SHORT EXERCISE
Quote all lines below exactly. Images stay out.

STORED DATA
+ + + + +
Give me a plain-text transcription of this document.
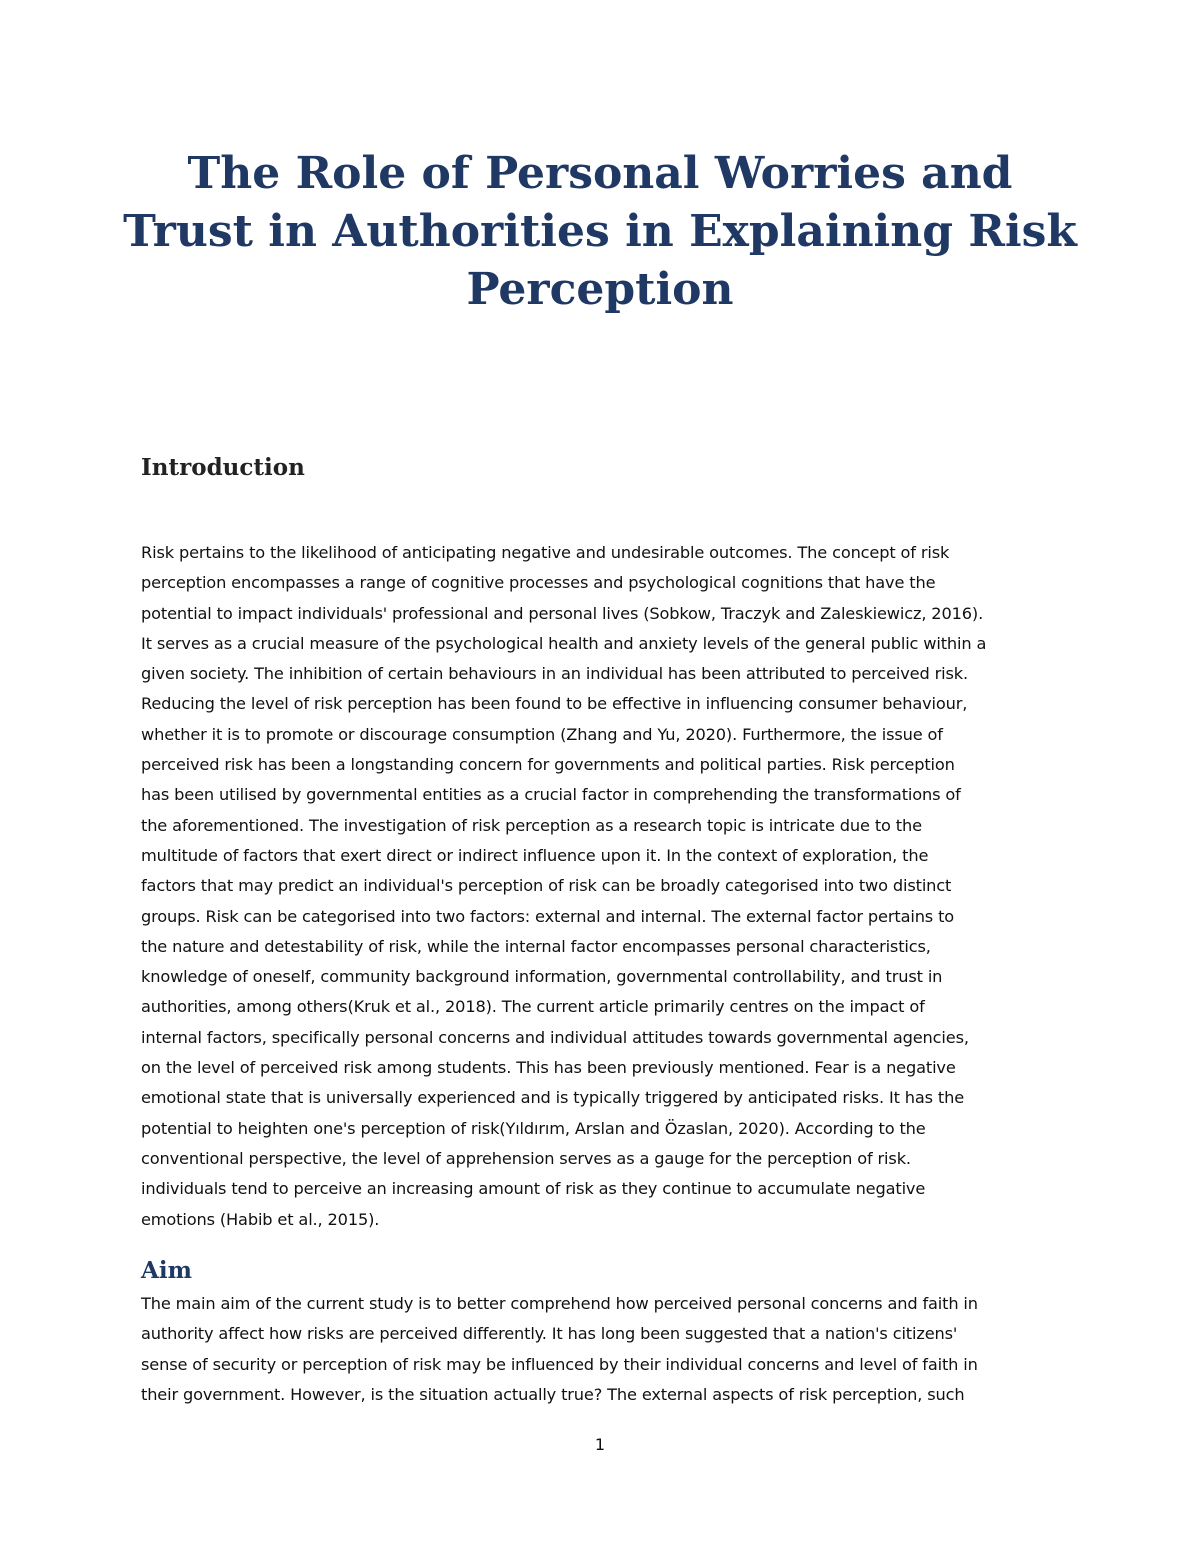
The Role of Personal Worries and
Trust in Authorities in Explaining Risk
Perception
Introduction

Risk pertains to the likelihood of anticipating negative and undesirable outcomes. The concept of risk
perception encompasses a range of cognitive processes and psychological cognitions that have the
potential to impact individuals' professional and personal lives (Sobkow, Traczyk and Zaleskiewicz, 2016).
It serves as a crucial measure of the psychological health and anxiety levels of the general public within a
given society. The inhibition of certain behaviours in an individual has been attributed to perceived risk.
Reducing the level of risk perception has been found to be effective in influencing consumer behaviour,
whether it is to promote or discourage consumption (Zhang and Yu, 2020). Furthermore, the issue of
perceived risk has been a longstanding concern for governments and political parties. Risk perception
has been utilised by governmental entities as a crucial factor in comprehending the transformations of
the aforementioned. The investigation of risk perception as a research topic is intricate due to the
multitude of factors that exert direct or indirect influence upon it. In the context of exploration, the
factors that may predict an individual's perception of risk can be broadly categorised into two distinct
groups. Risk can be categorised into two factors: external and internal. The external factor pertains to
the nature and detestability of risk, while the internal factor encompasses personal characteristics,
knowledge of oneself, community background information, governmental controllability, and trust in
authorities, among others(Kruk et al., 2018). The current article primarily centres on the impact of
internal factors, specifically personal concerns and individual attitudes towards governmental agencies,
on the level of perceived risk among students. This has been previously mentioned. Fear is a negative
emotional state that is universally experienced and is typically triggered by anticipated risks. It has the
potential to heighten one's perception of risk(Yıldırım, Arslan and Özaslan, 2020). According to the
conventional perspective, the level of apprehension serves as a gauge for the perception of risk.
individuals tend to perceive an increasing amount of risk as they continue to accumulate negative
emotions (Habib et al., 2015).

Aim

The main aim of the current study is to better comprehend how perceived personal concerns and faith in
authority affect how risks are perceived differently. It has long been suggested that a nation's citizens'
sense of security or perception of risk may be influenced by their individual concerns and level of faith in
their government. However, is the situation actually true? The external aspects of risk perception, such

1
+ + + + +
FULL OUTPUT
Give me a plain-text transcription of this document.
The Role of Personal Worries and
Trust in Authorities in Explaining Risk
Perception
Introduction

Risk pertains to the likelihood of anticipating negative and undesirable outcomes. The concept of risk
perception encompasses a range of cognitive processes and psychological cognitions that have the
potential to impact individuals' professional and personal lives (Sobkow, Traczyk and Zaleskiewicz, 2016).
It serves as a crucial measure of the psychological health and anxiety levels of the general public within a
given society. The inhibition of certain behaviours in an individual has been attributed to perceived risk.
Reducing the level of risk perception has been found to be effective in influencing consumer behaviour,
whether it is to promote or discourage consumption (Zhang and Yu, 2020). Furthermore, the issue of
perceived risk has been a longstanding concern for governments and political parties. Risk perception
has been utilised by governmental entities as a crucial factor in comprehending the transformations of
the aforementioned. The investigation of risk perception as a research topic is intricate due to the
multitude of factors that exert direct or indirect influence upon it. In the context of exploration, the
factors that may predict an individual's perception of risk can be broadly categorised into two distinct
groups. Risk can be categorised into two factors: external and internal. The external factor pertains to
the nature and detestability of risk, while the internal factor encompasses personal characteristics,
knowledge of oneself, community background information, governmental controllability, and trust in
authorities, among others(Kruk et al., 2018). The current article primarily centres on the impact of
internal factors, specifically personal concerns and individual attitudes towards governmental agencies,
on the level of perceived risk among students. This has been previously mentioned. Fear is a negative
emotional state that is universally experienced and is typically triggered by anticipated risks. It has the
potential to heighten one's perception of risk(Yıldırım, Arslan and Özaslan, 2020). According to the
conventional perspective, the level of apprehension serves as a gauge for the perception of risk.
individuals tend to perceive an increasing amount of risk as they continue to accumulate negative
emotions (Habib et al., 2015).

Aim

The main aim of the current study is to better comprehend how perceived personal concerns and faith in
authority affect how risks are perceived differently. It has long been suggested that a nation's citizens'
sense of security or perception of risk may be influenced by their individual concerns and level of faith in
their government. However, is the situation actually true? The external aspects of risk perception, such

1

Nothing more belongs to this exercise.